# START OF DATA FOR THIS TASK

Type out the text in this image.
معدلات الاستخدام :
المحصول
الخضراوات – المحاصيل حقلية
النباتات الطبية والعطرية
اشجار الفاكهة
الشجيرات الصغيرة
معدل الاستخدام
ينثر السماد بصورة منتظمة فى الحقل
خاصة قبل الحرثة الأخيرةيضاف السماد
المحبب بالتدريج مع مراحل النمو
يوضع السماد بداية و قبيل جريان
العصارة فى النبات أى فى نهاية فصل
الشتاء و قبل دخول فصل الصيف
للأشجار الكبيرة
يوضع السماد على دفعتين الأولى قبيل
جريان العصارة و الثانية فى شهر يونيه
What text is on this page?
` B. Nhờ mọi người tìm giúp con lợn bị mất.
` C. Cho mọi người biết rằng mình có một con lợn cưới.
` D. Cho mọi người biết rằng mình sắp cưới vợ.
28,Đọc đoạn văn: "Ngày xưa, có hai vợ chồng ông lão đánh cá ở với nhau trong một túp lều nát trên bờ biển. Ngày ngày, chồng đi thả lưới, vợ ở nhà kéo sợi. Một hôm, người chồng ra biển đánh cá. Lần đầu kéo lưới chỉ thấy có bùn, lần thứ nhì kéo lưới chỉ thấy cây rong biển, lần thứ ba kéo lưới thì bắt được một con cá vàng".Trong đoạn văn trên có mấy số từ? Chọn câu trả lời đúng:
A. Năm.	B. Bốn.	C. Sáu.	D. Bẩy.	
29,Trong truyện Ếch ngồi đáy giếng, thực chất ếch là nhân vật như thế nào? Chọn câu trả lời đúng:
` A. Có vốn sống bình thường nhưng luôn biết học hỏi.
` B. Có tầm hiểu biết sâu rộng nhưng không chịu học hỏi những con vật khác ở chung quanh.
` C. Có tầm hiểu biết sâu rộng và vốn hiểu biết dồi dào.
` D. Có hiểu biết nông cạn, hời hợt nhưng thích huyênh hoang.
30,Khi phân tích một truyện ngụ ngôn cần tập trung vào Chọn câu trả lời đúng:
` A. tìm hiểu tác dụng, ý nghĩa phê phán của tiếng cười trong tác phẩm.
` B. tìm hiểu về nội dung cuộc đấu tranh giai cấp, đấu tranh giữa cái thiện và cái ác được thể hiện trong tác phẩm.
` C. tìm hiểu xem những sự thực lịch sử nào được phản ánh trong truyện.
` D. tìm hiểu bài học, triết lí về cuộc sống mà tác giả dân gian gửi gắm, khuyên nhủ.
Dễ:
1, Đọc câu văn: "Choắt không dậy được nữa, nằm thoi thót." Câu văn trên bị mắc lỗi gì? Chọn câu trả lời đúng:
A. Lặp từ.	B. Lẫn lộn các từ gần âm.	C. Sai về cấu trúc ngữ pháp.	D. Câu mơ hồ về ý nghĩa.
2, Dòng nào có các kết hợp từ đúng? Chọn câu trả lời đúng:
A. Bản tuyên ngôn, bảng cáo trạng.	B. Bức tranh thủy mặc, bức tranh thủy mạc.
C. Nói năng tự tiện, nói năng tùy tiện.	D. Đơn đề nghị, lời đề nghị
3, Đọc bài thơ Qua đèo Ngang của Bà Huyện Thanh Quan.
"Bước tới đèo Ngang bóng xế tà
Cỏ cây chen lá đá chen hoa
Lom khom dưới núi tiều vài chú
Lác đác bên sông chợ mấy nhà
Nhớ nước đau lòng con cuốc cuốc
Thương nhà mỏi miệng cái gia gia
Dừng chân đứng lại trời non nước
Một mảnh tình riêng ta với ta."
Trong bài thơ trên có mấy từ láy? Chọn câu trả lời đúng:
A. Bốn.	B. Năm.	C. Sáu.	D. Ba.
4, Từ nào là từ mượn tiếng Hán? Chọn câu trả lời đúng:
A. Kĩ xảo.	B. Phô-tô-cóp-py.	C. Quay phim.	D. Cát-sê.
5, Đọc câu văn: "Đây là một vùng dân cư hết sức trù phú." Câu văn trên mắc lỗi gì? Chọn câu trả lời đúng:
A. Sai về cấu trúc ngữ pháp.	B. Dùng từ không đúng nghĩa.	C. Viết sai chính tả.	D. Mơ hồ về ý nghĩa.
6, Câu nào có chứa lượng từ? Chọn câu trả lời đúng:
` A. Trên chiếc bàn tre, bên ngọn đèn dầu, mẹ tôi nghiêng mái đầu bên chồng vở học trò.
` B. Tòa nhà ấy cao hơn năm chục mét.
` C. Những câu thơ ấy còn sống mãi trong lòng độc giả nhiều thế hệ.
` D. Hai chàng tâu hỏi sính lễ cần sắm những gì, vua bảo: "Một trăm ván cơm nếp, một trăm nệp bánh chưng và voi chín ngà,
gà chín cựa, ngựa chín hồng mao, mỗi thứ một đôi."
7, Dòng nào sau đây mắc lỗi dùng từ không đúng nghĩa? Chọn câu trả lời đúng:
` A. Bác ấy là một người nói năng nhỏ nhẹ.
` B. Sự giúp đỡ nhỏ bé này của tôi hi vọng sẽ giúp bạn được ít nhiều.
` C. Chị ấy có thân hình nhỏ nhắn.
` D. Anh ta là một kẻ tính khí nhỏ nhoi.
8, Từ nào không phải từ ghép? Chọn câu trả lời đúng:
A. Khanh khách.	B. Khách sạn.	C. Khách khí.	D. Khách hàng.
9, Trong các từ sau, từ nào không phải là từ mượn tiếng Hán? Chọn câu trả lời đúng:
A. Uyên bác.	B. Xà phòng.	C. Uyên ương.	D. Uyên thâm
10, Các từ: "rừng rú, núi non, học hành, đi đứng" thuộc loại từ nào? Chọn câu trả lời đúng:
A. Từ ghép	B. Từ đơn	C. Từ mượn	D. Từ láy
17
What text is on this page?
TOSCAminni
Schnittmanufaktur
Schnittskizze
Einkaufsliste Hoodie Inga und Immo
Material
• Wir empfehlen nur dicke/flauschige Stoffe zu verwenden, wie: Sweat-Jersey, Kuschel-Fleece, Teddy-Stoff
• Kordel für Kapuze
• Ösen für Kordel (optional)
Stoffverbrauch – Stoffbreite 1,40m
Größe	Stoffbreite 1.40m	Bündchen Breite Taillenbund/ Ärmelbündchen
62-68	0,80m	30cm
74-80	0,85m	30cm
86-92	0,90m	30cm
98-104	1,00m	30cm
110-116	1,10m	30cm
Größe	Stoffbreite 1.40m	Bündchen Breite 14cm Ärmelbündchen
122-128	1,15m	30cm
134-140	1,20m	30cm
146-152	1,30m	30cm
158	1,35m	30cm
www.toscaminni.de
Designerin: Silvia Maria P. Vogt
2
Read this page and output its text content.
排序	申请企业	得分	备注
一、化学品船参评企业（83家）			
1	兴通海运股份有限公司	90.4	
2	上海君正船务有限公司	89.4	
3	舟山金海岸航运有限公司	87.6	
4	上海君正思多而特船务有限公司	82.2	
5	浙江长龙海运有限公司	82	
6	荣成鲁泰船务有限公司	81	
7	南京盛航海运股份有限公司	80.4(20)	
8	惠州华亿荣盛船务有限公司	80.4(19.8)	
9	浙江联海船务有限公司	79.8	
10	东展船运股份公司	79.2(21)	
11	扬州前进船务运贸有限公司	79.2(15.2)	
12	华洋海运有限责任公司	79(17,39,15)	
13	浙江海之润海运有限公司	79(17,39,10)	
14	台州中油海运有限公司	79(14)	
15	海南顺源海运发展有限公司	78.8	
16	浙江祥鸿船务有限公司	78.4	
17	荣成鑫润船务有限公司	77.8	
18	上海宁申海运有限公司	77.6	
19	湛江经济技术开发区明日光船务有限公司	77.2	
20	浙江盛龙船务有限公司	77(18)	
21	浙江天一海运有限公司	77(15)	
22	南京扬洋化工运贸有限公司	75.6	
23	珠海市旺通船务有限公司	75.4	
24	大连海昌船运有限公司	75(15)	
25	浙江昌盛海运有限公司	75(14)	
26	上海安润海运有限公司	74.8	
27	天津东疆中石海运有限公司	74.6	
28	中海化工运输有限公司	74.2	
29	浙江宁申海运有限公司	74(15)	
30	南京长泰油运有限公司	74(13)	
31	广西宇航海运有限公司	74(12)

# END OF DATA FOR THIS TASK

PROBLEM DETAILS ->
Count the lines in the entries that hold the word "giúp", and give nothing but the total.

TASK RESPONSE ->
2